Start of Provided records
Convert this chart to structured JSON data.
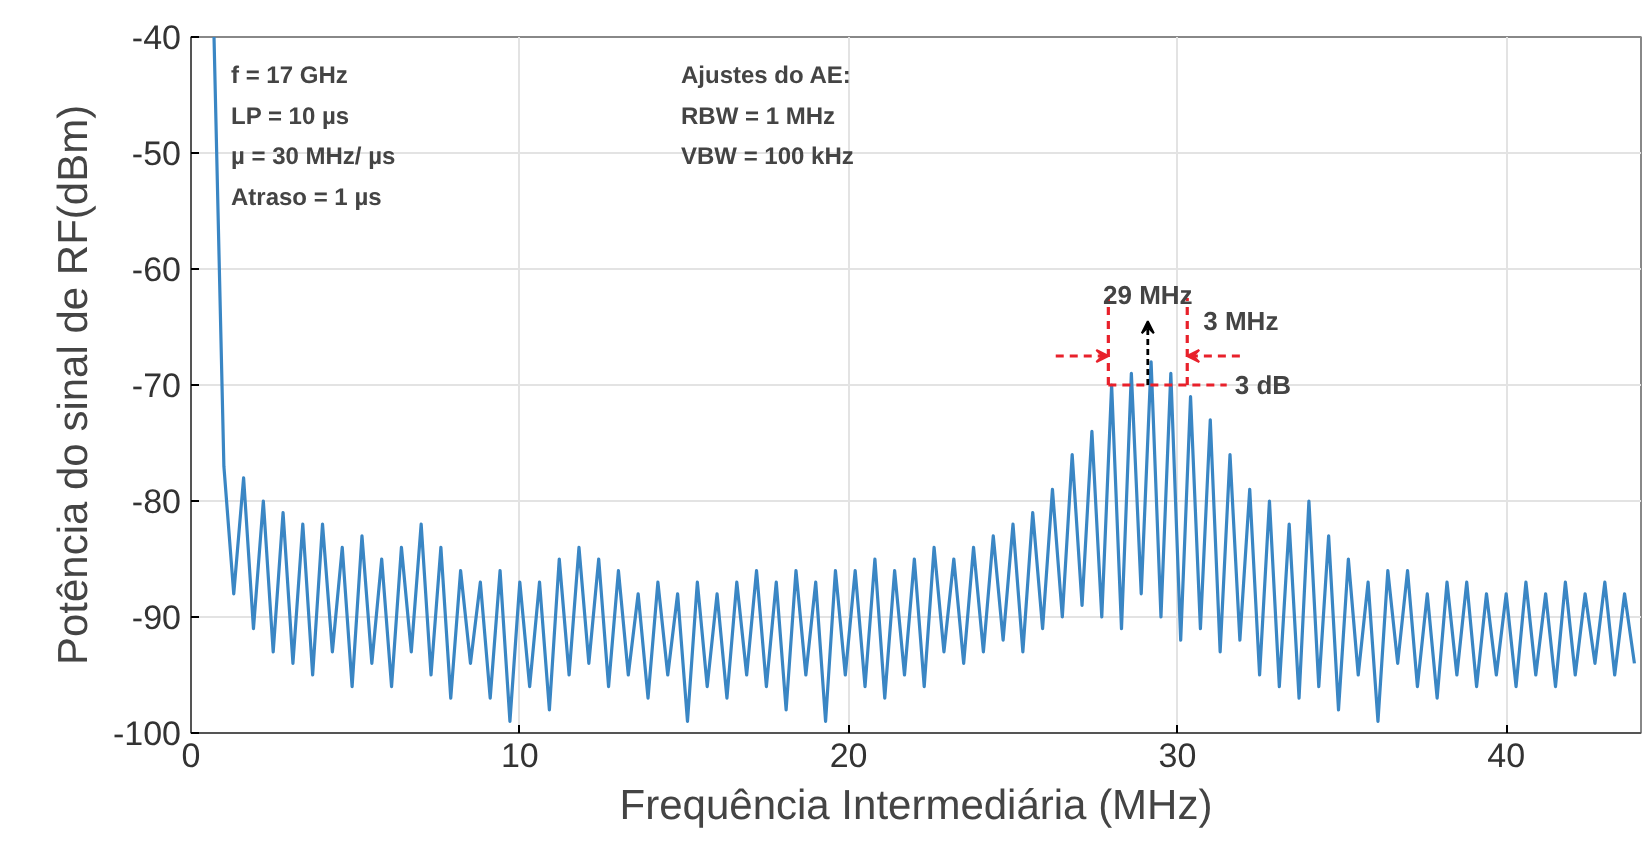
{
  "chart_data": {
    "type": "line",
    "xlabel": "Frequência Intermediária (MHz)",
    "ylabel": "Potência do sinal de RF(dBm)",
    "xlim": [
      0,
      44.1
    ],
    "ylim": [
      -100,
      -40
    ],
    "xticks": [
      0,
      10,
      20,
      30,
      40
    ],
    "yticks": [
      -100,
      -90,
      -80,
      -70,
      -60,
      -50,
      -40
    ],
    "grid": true,
    "marker": "none",
    "line_style": "solid",
    "series": [
      {
        "color": "#3a86c4",
        "x": [
          0.7,
          1.0,
          1.3,
          1.6,
          1.9,
          2.2,
          2.5,
          2.8,
          3.1,
          3.4,
          3.7,
          4.0,
          4.3,
          4.6,
          4.9,
          5.2,
          5.5,
          5.8,
          6.1,
          6.4,
          6.7,
          7.0,
          7.3,
          7.6,
          7.9,
          8.2,
          8.5,
          8.8,
          9.1,
          9.4,
          9.7,
          10.0,
          10.3,
          10.6,
          10.9,
          11.2,
          11.5,
          11.8,
          12.1,
          12.4,
          12.7,
          13.0,
          13.3,
          13.6,
          13.9,
          14.2,
          14.5,
          14.8,
          15.1,
          15.4,
          15.7,
          16.0,
          16.3,
          16.6,
          16.9,
          17.2,
          17.5,
          17.8,
          18.1,
          18.4,
          18.7,
          19.0,
          19.3,
          19.6,
          19.9,
          20.2,
          20.5,
          20.8,
          21.1,
          21.4,
          21.7,
          22.0,
          22.3,
          22.6,
          22.9,
          23.2,
          23.5,
          23.8,
          24.1,
          24.4,
          24.7,
          25.0,
          25.3,
          25.6,
          25.9,
          26.2,
          26.5,
          26.8,
          27.1,
          27.4,
          27.7,
          28.0,
          28.3,
          28.6,
          28.9,
          29.2,
          29.5,
          29.8,
          30.1,
          30.4,
          30.7,
          31.0,
          31.3,
          31.6,
          31.9,
          32.2,
          32.5,
          32.8,
          33.1,
          33.4,
          33.7,
          34.0,
          34.3,
          34.6,
          34.9,
          35.2,
          35.5,
          35.8,
          36.1,
          36.4,
          36.7,
          37.0,
          37.3,
          37.6,
          37.9,
          38.2,
          38.5,
          38.8,
          39.1,
          39.4,
          39.7,
          40.0,
          40.3,
          40.6,
          40.9,
          41.2,
          41.5,
          41.8,
          42.1,
          42.4,
          42.7,
          43.0,
          43.3,
          43.6,
          43.9
        ],
        "values": [
          -40,
          -77,
          -88,
          -78,
          -91,
          -80,
          -93,
          -81,
          -94,
          -82,
          -95,
          -82,
          -93,
          -84,
          -96,
          -83,
          -94,
          -85,
          -96,
          -84,
          -93,
          -82,
          -95,
          -84,
          -97,
          -86,
          -94,
          -87,
          -97,
          -86,
          -99,
          -87,
          -96,
          -87,
          -98,
          -85,
          -95,
          -84,
          -94,
          -85,
          -96,
          -86,
          -95,
          -88,
          -97,
          -87,
          -95,
          -88,
          -99,
          -87,
          -96,
          -88,
          -97,
          -87,
          -95,
          -86,
          -96,
          -87,
          -98,
          -86,
          -95,
          -87,
          -99,
          -86,
          -95,
          -86,
          -96,
          -85,
          -97,
          -86,
          -95,
          -85,
          -96,
          -84,
          -93,
          -85,
          -94,
          -84,
          -93,
          -83,
          -92,
          -82,
          -93,
          -81,
          -91,
          -79,
          -90,
          -76,
          -89,
          -74,
          -90,
          -70,
          -91,
          -69,
          -88,
          -68,
          -90,
          -69,
          -92,
          -71,
          -91,
          -73,
          -93,
          -76,
          -92,
          -79,
          -95,
          -80,
          -96,
          -82,
          -97,
          -80,
          -96,
          -83,
          -98,
          -85,
          -95,
          -87,
          -99,
          -86,
          -94,
          -86,
          -96,
          -88,
          -97,
          -87,
          -95,
          -87,
          -96,
          -88,
          -95,
          -88,
          -96,
          -87,
          -95,
          -88,
          -96,
          -87,
          -95,
          -88,
          -94,
          -87,
          -95,
          -88,
          -94
        ]
      }
    ],
    "ref_lines": [
      {
        "axis": "x",
        "value": 27.9,
        "label": null,
        "color": "#e8212b",
        "line_style": "dashed"
      },
      {
        "axis": "x",
        "value": 30.3,
        "label": "3 MHz",
        "color": "#e8212b",
        "line_style": "dashed"
      },
      {
        "axis": "y",
        "value": -70,
        "label": "3 dB",
        "color": "#e8212b",
        "line_style": "dashed"
      }
    ],
    "annotations": [
      "f = 17 GHz\nLP = 10 µs\nµ = 30 MHz/ µs\nAtraso = 1 µs",
      "Ajustes do AE:\nRBW = 1 MHz\nVBW = 100 kHz",
      {
        "text": "29 MHz",
        "x": 29.1,
        "y": -70
      }
    ]
  }
}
End of Provided records
▸ Problem description
Every record above should be written out again exactly; the pictures stay out of the copy.

▸ Finished task
Convert this chart to structured JSON data.
{
  "chart_data": {
    "type": "line",
    "xlabel": "Frequência Intermediária (MHz)",
    "ylabel": "Potência do sinal de RF(dBm)",
    "xlim": [
      0,
      44.1
    ],
    "ylim": [
      -100,
      -40
    ],
    "xticks": [
      0,
      10,
      20,
      30,
      40
    ],
    "yticks": [
      -100,
      -90,
      -80,
      -70,
      -60,
      -50,
      -40
    ],
    "grid": true,
    "marker": "none",
    "line_style": "solid",
    "series": [
      {
        "color": "#3a86c4",
        "x": [
          0.7,
          1.0,
          1.3,
          1.6,
          1.9,
          2.2,
          2.5,
          2.8,
          3.1,
          3.4,
          3.7,
          4.0,
          4.3,
          4.6,
          4.9,
          5.2,
          5.5,
          5.8,
          6.1,
          6.4,
          6.7,
          7.0,
          7.3,
          7.6,
          7.9,
          8.2,
          8.5,
          8.8,
          9.1,
          9.4,
          9.7,
          10.0,
          10.3,
          10.6,
          10.9,
          11.2,
          11.5,
          11.8,
          12.1,
          12.4,
          12.7,
          13.0,
          13.3,
          13.6,
          13.9,
          14.2,
          14.5,
          14.8,
          15.1,
          15.4,
          15.7,
          16.0,
          16.3,
          16.6,
          16.9,
          17.2,
          17.5,
          17.8,
          18.1,
          18.4,
          18.7,
          19.0,
          19.3,
          19.6,
          19.9,
          20.2,
          20.5,
          20.8,
          21.1,
          21.4,
          21.7,
          22.0,
          22.3,
          22.6,
          22.9,
          23.2,
          23.5,
          23.8,
          24.1,
          24.4,
          24.7,
          25.0,
          25.3,
          25.6,
          25.9,
          26.2,
          26.5,
          26.8,
          27.1,
          27.4,
          27.7,
          28.0,
          28.3,
          28.6,
          28.9,
          29.2,
          29.5,
          29.8,
          30.1,
          30.4,
          30.7,
          31.0,
          31.3,
          31.6,
          31.9,
          32.2,
          32.5,
          32.8,
          33.1,
          33.4,
          33.7,
          34.0,
          34.3,
          34.6,
          34.9,
          35.2,
          35.5,
          35.8,
          36.1,
          36.4,
          36.7,
          37.0,
          37.3,
          37.6,
          37.9,
          38.2,
          38.5,
          38.8,
          39.1,
          39.4,
          39.7,
          40.0,
          40.3,
          40.6,
          40.9,
          41.2,
          41.5,
          41.8,
          42.1,
          42.4,
          42.7,
          43.0,
          43.3,
          43.6,
          43.9
        ],
        "values": [
          -40,
          -77,
          -88,
          -78,
          -91,
          -80,
          -93,
          -81,
          -94,
          -82,
          -95,
          -82,
          -93,
          -84,
          -96,
          -83,
          -94,
          -85,
          -96,
          -84,
          -93,
          -82,
          -95,
          -84,
          -97,
          -86,
          -94,
          -87,
          -97,
          -86,
          -99,
          -87,
          -96,
          -87,
          -98,
          -85,
          -95,
          -84,
          -94,
          -85,
          -96,
          -86,
          -95,
          -88,
          -97,
          -87,
          -95,
          -88,
          -99,
          -87,
          -96,
          -88,
          -97,
          -87,
          -95,
          -86,
          -96,
          -87,
          -98,
          -86,
          -95,
          -87,
          -99,
          -86,
          -95,
          -86,
          -96,
          -85,
          -97,
          -86,
          -95,
          -85,
          -96,
          -84,
          -93,
          -85,
          -94,
          -84,
          -93,
          -83,
          -92,
          -82,
          -93,
          -81,
          -91,
          -79,
          -90,
          -76,
          -89,
          -74,
          -90,
          -70,
          -91,
          -69,
          -88,
          -68,
          -90,
          -69,
          -92,
          -71,
          -91,
          -73,
          -93,
          -76,
          -92,
          -79,
          -95,
          -80,
          -96,
          -82,
          -97,
          -80,
          -96,
          -83,
          -98,
          -85,
          -95,
          -87,
          -99,
          -86,
          -94,
          -86,
          -96,
          -88,
          -97,
          -87,
          -95,
          -87,
          -96,
          -88,
          -95,
          -88,
          -96,
          -87,
          -95,
          -88,
          -96,
          -87,
          -95,
          -88,
          -94,
          -87,
          -95,
          -88,
          -94
        ]
      }
    ],
    "ref_lines": [
      {
        "axis": "x",
        "value": 27.9,
        "label": null,
        "color": "#e8212b",
        "line_style": "dashed"
      },
      {
        "axis": "x",
        "value": 30.3,
        "label": "3 MHz",
        "color": "#e8212b",
        "line_style": "dashed"
      },
      {
        "axis": "y",
        "value": -70,
        "label": "3 dB",
        "color": "#e8212b",
        "line_style": "dashed"
      }
    ],
    "annotations": [
      "f = 17 GHz\nLP = 10 µs\nµ = 30 MHz/ µs\nAtraso = 1 µs",
      "Ajustes do AE:\nRBW = 1 MHz\nVBW = 100 kHz",
      {
        "text": "29 MHz",
        "x": 29.1,
        "y": -70
      }
    ]
  }
}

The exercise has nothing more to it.